— Start —

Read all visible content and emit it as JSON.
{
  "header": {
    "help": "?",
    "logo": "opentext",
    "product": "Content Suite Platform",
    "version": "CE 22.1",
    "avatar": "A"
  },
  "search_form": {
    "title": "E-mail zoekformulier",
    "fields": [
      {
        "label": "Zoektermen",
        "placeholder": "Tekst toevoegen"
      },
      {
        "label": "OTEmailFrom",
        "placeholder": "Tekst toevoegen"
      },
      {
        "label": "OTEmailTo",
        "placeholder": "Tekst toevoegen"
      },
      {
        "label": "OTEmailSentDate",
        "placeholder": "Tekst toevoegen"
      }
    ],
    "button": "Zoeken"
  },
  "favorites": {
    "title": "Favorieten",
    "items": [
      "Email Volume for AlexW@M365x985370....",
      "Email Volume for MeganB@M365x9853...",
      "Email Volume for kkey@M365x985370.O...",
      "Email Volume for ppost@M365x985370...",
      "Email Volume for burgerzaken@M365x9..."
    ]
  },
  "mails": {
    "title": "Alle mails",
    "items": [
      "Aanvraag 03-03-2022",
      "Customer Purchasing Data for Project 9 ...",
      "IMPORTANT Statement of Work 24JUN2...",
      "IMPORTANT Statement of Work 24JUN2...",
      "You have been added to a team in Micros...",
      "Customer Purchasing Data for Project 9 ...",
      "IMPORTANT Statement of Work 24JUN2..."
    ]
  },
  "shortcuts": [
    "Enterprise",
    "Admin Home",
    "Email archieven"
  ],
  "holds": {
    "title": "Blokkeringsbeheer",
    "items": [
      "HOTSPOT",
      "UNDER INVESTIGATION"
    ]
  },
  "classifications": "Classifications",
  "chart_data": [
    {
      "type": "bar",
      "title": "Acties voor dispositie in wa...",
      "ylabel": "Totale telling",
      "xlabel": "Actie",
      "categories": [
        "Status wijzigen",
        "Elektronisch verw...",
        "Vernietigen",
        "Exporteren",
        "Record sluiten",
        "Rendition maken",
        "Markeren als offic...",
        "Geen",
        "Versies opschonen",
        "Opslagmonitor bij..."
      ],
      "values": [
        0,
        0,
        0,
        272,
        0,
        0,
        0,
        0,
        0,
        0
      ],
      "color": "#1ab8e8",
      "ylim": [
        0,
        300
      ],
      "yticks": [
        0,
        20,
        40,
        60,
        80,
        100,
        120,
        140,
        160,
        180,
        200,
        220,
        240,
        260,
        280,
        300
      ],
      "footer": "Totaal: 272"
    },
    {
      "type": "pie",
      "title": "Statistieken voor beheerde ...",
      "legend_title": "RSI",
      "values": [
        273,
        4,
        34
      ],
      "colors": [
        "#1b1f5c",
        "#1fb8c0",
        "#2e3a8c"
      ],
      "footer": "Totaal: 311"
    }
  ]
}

— End —

> [OBJECTIVE] Could you transcribe the records in full, exactly?

> [COMPLETE OUTPUT]
Read all visible content and emit it as JSON.
{
  "header": {
    "help": "?",
    "logo": "opentext",
    "product": "Content Suite Platform",
    "version": "CE 22.1",
    "avatar": "A"
  },
  "search_form": {
    "title": "E-mail zoekformulier",
    "fields": [
      {
        "label": "Zoektermen",
        "placeholder": "Tekst toevoegen"
      },
      {
        "label": "OTEmailFrom",
        "placeholder": "Tekst toevoegen"
      },
      {
        "label": "OTEmailTo",
        "placeholder": "Tekst toevoegen"
      },
      {
        "label": "OTEmailSentDate",
        "placeholder": "Tekst toevoegen"
      }
    ],
    "button": "Zoeken"
  },
  "favorites": {
    "title": "Favorieten",
    "items": [
      "Email Volume for AlexW@M365x985370....",
      "Email Volume for MeganB@M365x9853...",
      "Email Volume for kkey@M365x985370.O...",
      "Email Volume for ppost@M365x985370...",
      "Email Volume for burgerzaken@M365x9..."
    ]
  },
  "mails": {
    "title": "Alle mails",
    "items": [
      "Aanvraag 03-03-2022",
      "Customer Purchasing Data for Project 9 ...",
      "IMPORTANT Statement of Work 24JUN2...",
      "IMPORTANT Statement of Work 24JUN2...",
      "You have been added to a team in Micros...",
      "Customer Purchasing Data for Project 9 ...",
      "IMPORTANT Statement of Work 24JUN2..."
    ]
  },
  "shortcuts": [
    "Enterprise",
    "Admin Home",
    "Email archieven"
  ],
  "holds": {
    "title": "Blokkeringsbeheer",
    "items": [
      "HOTSPOT",
      "UNDER INVESTIGATION"
    ]
  },
  "classifications": "Classifications",
  "chart_data": [
    {
      "type": "bar",
      "title": "Acties voor dispositie in wa...",
      "ylabel": "Totale telling",
      "xlabel": "Actie",
      "categories": [
        "Status wijzigen",
        "Elektronisch verw...",
        "Vernietigen",
        "Exporteren",
        "Record sluiten",
        "Rendition maken",
        "Markeren als offic...",
        "Geen",
        "Versies opschonen",
        "Opslagmonitor bij..."
      ],
      "values": [
        0,
        0,
        0,
        272,
        0,
        0,
        0,
        0,
        0,
        0
      ],
      "color": "#1ab8e8",
      "ylim": [
        0,
        300
      ],
      "yticks": [
        0,
        20,
        40,
        60,
        80,
        100,
        120,
        140,
        160,
        180,
        200,
        220,
        240,
        260,
        280,
        300
      ],
      "footer": "Totaal: 272"
    },
    {
      "type": "pie",
      "title": "Statistieken voor beheerde ...",
      "legend_title": "RSI",
      "values": [
        273,
        4,
        34
      ],
      "colors": [
        "#1b1f5c",
        "#1fb8c0",
        "#2e3a8c"
      ],
      "footer": "Totaal: 311"
    }
  ]
}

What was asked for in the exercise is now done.